## [WHAT YOU SHOULD DO]
Reproduce the listing below in full and without alteration, apart from its pictures.

☆ ☆ ☆ ☆ ☆

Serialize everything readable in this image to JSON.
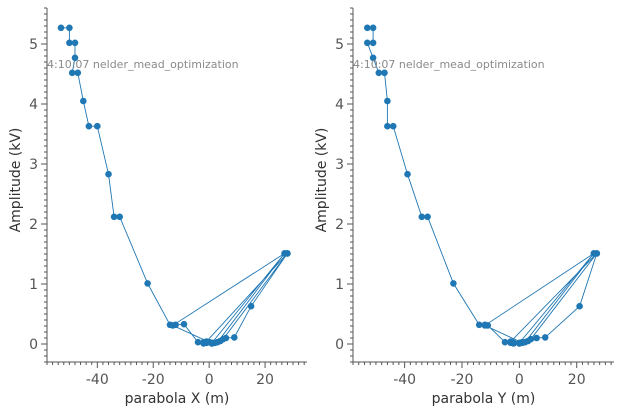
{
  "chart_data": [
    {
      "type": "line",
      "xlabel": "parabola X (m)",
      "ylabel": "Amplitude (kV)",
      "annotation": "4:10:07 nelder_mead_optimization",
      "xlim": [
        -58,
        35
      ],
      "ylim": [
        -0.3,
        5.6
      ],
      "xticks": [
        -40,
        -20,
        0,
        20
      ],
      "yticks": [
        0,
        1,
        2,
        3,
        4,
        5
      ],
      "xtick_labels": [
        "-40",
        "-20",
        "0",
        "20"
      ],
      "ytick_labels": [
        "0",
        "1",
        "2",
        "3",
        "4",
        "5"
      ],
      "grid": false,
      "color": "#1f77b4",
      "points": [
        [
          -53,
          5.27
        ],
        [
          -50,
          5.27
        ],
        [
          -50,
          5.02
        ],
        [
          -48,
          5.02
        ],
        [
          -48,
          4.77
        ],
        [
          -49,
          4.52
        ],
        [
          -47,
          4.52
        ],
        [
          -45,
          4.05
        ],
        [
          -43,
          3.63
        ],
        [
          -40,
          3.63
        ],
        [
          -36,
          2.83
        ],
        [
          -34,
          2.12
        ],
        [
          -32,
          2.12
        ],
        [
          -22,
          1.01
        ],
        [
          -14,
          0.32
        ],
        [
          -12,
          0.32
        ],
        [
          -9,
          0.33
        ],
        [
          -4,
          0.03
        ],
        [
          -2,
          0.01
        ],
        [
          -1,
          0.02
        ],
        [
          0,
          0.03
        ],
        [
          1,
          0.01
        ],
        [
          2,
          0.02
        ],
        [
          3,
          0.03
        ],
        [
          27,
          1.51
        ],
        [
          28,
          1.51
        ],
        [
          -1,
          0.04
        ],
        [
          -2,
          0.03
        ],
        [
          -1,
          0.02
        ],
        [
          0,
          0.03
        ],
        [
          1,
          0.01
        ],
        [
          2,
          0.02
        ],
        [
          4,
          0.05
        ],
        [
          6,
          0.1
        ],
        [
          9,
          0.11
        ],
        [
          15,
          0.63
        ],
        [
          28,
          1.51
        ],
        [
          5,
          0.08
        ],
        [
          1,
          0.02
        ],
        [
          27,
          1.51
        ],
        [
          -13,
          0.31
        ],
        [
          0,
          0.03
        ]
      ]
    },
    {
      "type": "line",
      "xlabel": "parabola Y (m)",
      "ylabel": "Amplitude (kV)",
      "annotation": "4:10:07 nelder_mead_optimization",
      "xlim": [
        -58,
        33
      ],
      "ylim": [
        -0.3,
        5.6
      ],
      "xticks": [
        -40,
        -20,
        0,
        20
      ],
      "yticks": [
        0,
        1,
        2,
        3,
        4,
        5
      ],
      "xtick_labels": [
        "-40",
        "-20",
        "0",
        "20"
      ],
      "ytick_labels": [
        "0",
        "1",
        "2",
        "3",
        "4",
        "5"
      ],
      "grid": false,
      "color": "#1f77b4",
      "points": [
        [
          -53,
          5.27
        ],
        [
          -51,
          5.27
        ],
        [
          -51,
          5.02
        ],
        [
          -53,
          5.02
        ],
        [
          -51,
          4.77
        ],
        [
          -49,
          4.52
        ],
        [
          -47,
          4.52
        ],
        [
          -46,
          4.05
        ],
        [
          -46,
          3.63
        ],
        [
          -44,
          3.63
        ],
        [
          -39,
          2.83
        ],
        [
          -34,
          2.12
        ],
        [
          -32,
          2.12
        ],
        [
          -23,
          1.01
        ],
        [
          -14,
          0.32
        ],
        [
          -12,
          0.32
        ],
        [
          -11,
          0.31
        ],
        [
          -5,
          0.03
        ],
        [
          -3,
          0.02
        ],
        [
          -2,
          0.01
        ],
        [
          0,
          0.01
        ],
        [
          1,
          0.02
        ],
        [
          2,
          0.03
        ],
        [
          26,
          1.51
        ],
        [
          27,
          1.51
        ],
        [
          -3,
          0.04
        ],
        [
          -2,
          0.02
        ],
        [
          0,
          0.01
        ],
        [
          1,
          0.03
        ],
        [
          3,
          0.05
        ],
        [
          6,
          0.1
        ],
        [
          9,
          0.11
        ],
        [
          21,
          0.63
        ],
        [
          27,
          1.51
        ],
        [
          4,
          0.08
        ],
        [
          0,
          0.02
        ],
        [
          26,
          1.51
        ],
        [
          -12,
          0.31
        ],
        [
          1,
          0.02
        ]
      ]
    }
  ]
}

☆ ☆ ☆ ☆ ☆

## [THE SOLUTION]
Serialize everything readable in this image to JSON.
{
  "chart_data": [
    {
      "type": "line",
      "xlabel": "parabola X (m)",
      "ylabel": "Amplitude (kV)",
      "annotation": "4:10:07 nelder_mead_optimization",
      "xlim": [
        -58,
        35
      ],
      "ylim": [
        -0.3,
        5.6
      ],
      "xticks": [
        -40,
        -20,
        0,
        20
      ],
      "yticks": [
        0,
        1,
        2,
        3,
        4,
        5
      ],
      "xtick_labels": [
        "-40",
        "-20",
        "0",
        "20"
      ],
      "ytick_labels": [
        "0",
        "1",
        "2",
        "3",
        "4",
        "5"
      ],
      "grid": false,
      "color": "#1f77b4",
      "points": [
        [
          -53,
          5.27
        ],
        [
          -50,
          5.27
        ],
        [
          -50,
          5.02
        ],
        [
          -48,
          5.02
        ],
        [
          -48,
          4.77
        ],
        [
          -49,
          4.52
        ],
        [
          -47,
          4.52
        ],
        [
          -45,
          4.05
        ],
        [
          -43,
          3.63
        ],
        [
          -40,
          3.63
        ],
        [
          -36,
          2.83
        ],
        [
          -34,
          2.12
        ],
        [
          -32,
          2.12
        ],
        [
          -22,
          1.01
        ],
        [
          -14,
          0.32
        ],
        [
          -12,
          0.32
        ],
        [
          -9,
          0.33
        ],
        [
          -4,
          0.03
        ],
        [
          -2,
          0.01
        ],
        [
          -1,
          0.02
        ],
        [
          0,
          0.03
        ],
        [
          1,
          0.01
        ],
        [
          2,
          0.02
        ],
        [
          3,
          0.03
        ],
        [
          27,
          1.51
        ],
        [
          28,
          1.51
        ],
        [
          -1,
          0.04
        ],
        [
          -2,
          0.03
        ],
        [
          -1,
          0.02
        ],
        [
          0,
          0.03
        ],
        [
          1,
          0.01
        ],
        [
          2,
          0.02
        ],
        [
          4,
          0.05
        ],
        [
          6,
          0.1
        ],
        [
          9,
          0.11
        ],
        [
          15,
          0.63
        ],
        [
          28,
          1.51
        ],
        [
          5,
          0.08
        ],
        [
          1,
          0.02
        ],
        [
          27,
          1.51
        ],
        [
          -13,
          0.31
        ],
        [
          0,
          0.03
        ]
      ]
    },
    {
      "type": "line",
      "xlabel": "parabola Y (m)",
      "ylabel": "Amplitude (kV)",
      "annotation": "4:10:07 nelder_mead_optimization",
      "xlim": [
        -58,
        33
      ],
      "ylim": [
        -0.3,
        5.6
      ],
      "xticks": [
        -40,
        -20,
        0,
        20
      ],
      "yticks": [
        0,
        1,
        2,
        3,
        4,
        5
      ],
      "xtick_labels": [
        "-40",
        "-20",
        "0",
        "20"
      ],
      "ytick_labels": [
        "0",
        "1",
        "2",
        "3",
        "4",
        "5"
      ],
      "grid": false,
      "color": "#1f77b4",
      "points": [
        [
          -53,
          5.27
        ],
        [
          -51,
          5.27
        ],
        [
          -51,
          5.02
        ],
        [
          -53,
          5.02
        ],
        [
          -51,
          4.77
        ],
        [
          -49,
          4.52
        ],
        [
          -47,
          4.52
        ],
        [
          -46,
          4.05
        ],
        [
          -46,
          3.63
        ],
        [
          -44,
          3.63
        ],
        [
          -39,
          2.83
        ],
        [
          -34,
          2.12
        ],
        [
          -32,
          2.12
        ],
        [
          -23,
          1.01
        ],
        [
          -14,
          0.32
        ],
        [
          -12,
          0.32
        ],
        [
          -11,
          0.31
        ],
        [
          -5,
          0.03
        ],
        [
          -3,
          0.02
        ],
        [
          -2,
          0.01
        ],
        [
          0,
          0.01
        ],
        [
          1,
          0.02
        ],
        [
          2,
          0.03
        ],
        [
          26,
          1.51
        ],
        [
          27,
          1.51
        ],
        [
          -3,
          0.04
        ],
        [
          -2,
          0.02
        ],
        [
          0,
          0.01
        ],
        [
          1,
          0.03
        ],
        [
          3,
          0.05
        ],
        [
          6,
          0.1
        ],
        [
          9,
          0.11
        ],
        [
          21,
          0.63
        ],
        [
          27,
          1.51
        ],
        [
          4,
          0.08
        ],
        [
          0,
          0.02
        ],
        [
          26,
          1.51
        ],
        [
          -12,
          0.31
        ],
        [
          1,
          0.02
        ]
      ]
    }
  ]
}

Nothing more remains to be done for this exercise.